Transcribe the records below exactly as they appear, omitting any pictures.

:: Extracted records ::
++++++++

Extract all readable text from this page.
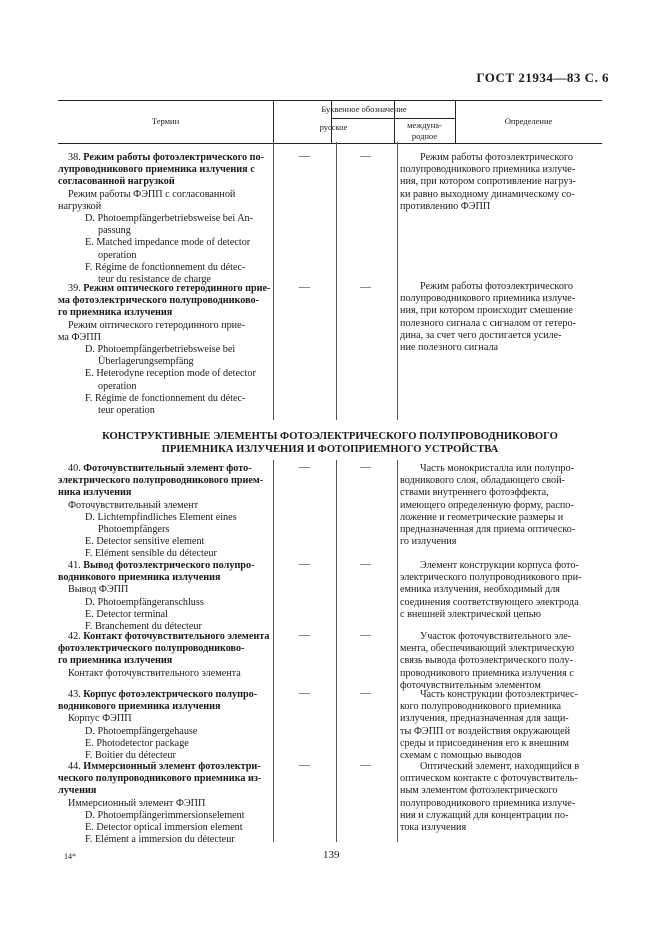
ГОСТ 21934—83 С. 6
Термин
Буквенное обозначение
русское	междуна-
родное
Определение
38. Режим работы фотоэлектрического по-
лупроводникового приемника излучения с
согласованной нагрузкой
Режим работы ФЭПП с согласованной
нагрузкой
D. Photoempfängerbetriebsweise bei An-
passung
E. Matched impedance mode of detector
operation
F. Régime de fonctionnement du détec-
teur du resistance de charge
—	—	Режим работы фотоэлектрического
полупроводникового приемника излуче-
ния, при котором сопротивление нагруз-
ки равно выходному динамическому со-
противлению ФЭПП
39. Режим оптического гетеродинного прие-
ма фотоэлектрического полупроводниково-
го приемника излучения
Режим оптического гетеродинного прие-
ма ФЭПП
D. Photoempfängerbetriebsweise bei
Überlagerungsempfäng
E. Heterodyne reception mode of detector
operation
F. Régime de fonctionnement du détec-
teur operation
—	—	Режим работы фотоэлектрического
полупроводникового приемника излуче-
ния, при котором происходит смешение
полезного сигнала с сигналом от гетеро-
дина, за счет чего достигается усиле-
ние полезного сигнала
КОНСТРУКТИВНЫЕ ЭЛЕМЕНТЫ ФОТОЭЛЕКТРИЧЕСКОГО ПОЛУПРОВОДНИКОВОГО
ПРИЕМНИКА ИЗЛУЧЕНИЯ И ФОТОПРИЕМНОГО УСТРОЙСТВА
40. Фоточувствительный элемент фото-
электрического полупроводникового прием-
ника излучения
Фоточувствительный элемент
D. Lichtempfindliches Element eines
Photoempfängers
E. Detector sensitive element
F. Elément sensible du détecteur
—	—	Часть монокристалла или полупро-
водникового слоя, обладающего свой-
ствами внутреннего фотоэффекта,
имеющего определенную форму, распо-
ложение и геометрические размеры и
предназначенная для приема оптическо-
го излучения
41. Вывод фотоэлектрического полупро-
водникового приемника излучения
Вывод ФЭПП
D. Photoempfängeranschluss
E. Detector terminal
F. Branchement du détecteur
—	—	Элемент конструкции корпуса фото-
электрического полупроводникового при-
емника излучения, необходимый для
соединения соответствующего электрода
с внешней электрической цепью
42. Контакт фоточувствительного элемента
фотоэлектрического полупроводниково-
го приемника излучения
Контакт фоточувствительного элемента
—	—	Участок фоточувствительного эле-
мента, обеспечивающий электрическую
связь вывода фотоэлектрического полу-
проводникового приемника излучения с
фоточувствительным элементом
43. Корпус фотоэлектрического полупро-
водникового приемника излучения
Корпус ФЭПП
D. Photoempfängergehause
E. Photodetector package
F. Boitier du détecteur
—	—	Часть конструкции фотоэлектричес-
кого полупроводникового приемника
излучения, предназначенная для защи-
ты ФЭПП от воздействия окружающей
среды и присоединения его к внешним
схемам с помощью выводов
44. Иммерсионный элемент фотоэлектри-
ческого полупроводникового приемника из-
лучения
Иммерсионный элемент ФЭПП
D. Photoempfängerimmersionselement
E. Detector optical immersion element
F. Elément a immersion du détecteur
—	—	Оптический элемент, находящийся в
оптическом контакте с фоточувствитель-
ным элементом фотоэлектрического
полупроводникового приемника излуче-
ния и служащий для концентрации по-
тока излучения
14*	139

++++++++

:: Task solution ::
Extract all readable text from this page.
ГОСТ 21934—83 С. 6
Термин
Буквенное обозначение
русское	междуна-
родное
Определение
38. Режим работы фотоэлектрического по-
лупроводникового приемника излучения с
согласованной нагрузкой
Режим работы ФЭПП с согласованной
нагрузкой
D. Photoempfängerbetriebsweise bei An-
passung
E. Matched impedance mode of detector
operation
F. Régime de fonctionnement du détec-
teur du resistance de charge
—	—	Режим работы фотоэлектрического
полупроводникового приемника излуче-
ния, при котором сопротивление нагруз-
ки равно выходному динамическому со-
противлению ФЭПП
39. Режим оптического гетеродинного прие-
ма фотоэлектрического полупроводниково-
го приемника излучения
Режим оптического гетеродинного прие-
ма ФЭПП
D. Photoempfängerbetriebsweise bei
Überlagerungsempfäng
E. Heterodyne reception mode of detector
operation
F. Régime de fonctionnement du détec-
teur operation
—	—	Режим работы фотоэлектрического
полупроводникового приемника излуче-
ния, при котором происходит смешение
полезного сигнала с сигналом от гетеро-
дина, за счет чего достигается усиле-
ние полезного сигнала
КОНСТРУКТИВНЫЕ ЭЛЕМЕНТЫ ФОТОЭЛЕКТРИЧЕСКОГО ПОЛУПРОВОДНИКОВОГО
ПРИЕМНИКА ИЗЛУЧЕНИЯ И ФОТОПРИЕМНОГО УСТРОЙСТВА
40. Фоточувствительный элемент фото-
электрического полупроводникового прием-
ника излучения
Фоточувствительный элемент
D. Lichtempfindliches Element eines
Photoempfängers
E. Detector sensitive element
F. Elément sensible du détecteur
—	—	Часть монокристалла или полупро-
водникового слоя, обладающего свой-
ствами внутреннего фотоэффекта,
имеющего определенную форму, распо-
ложение и геометрические размеры и
предназначенная для приема оптическо-
го излучения
41. Вывод фотоэлектрического полупро-
водникового приемника излучения
Вывод ФЭПП
D. Photoempfängeranschluss
E. Detector terminal
F. Branchement du détecteur
—	—	Элемент конструкции корпуса фото-
электрического полупроводникового при-
емника излучения, необходимый для
соединения соответствующего электрода
с внешней электрической цепью
42. Контакт фоточувствительного элемента
фотоэлектрического полупроводниково-
го приемника излучения
Контакт фоточувствительного элемента
—	—	Участок фоточувствительного эле-
мента, обеспечивающий электрическую
связь вывода фотоэлектрического полу-
проводникового приемника излучения с
фоточувствительным элементом
43. Корпус фотоэлектрического полупро-
водникового приемника излучения
Корпус ФЭПП
D. Photoempfängergehause
E. Photodetector package
F. Boitier du détecteur
—	—	Часть конструкции фотоэлектричес-
кого полупроводникового приемника
излучения, предназначенная для защи-
ты ФЭПП от воздействия окружающей
среды и присоединения его к внешним
схемам с помощью выводов
44. Иммерсионный элемент фотоэлектри-
ческого полупроводникового приемника из-
лучения
Иммерсионный элемент ФЭПП
D. Photoempfängerimmersionselement
E. Detector optical immersion element
F. Elément a immersion du détecteur
—	—	Оптический элемент, находящийся в
оптическом контакте с фоточувствитель-
ным элементом фотоэлектрического
полупроводникового приемника излуче-
ния и служащий для концентрации по-
тока излучения
14*	139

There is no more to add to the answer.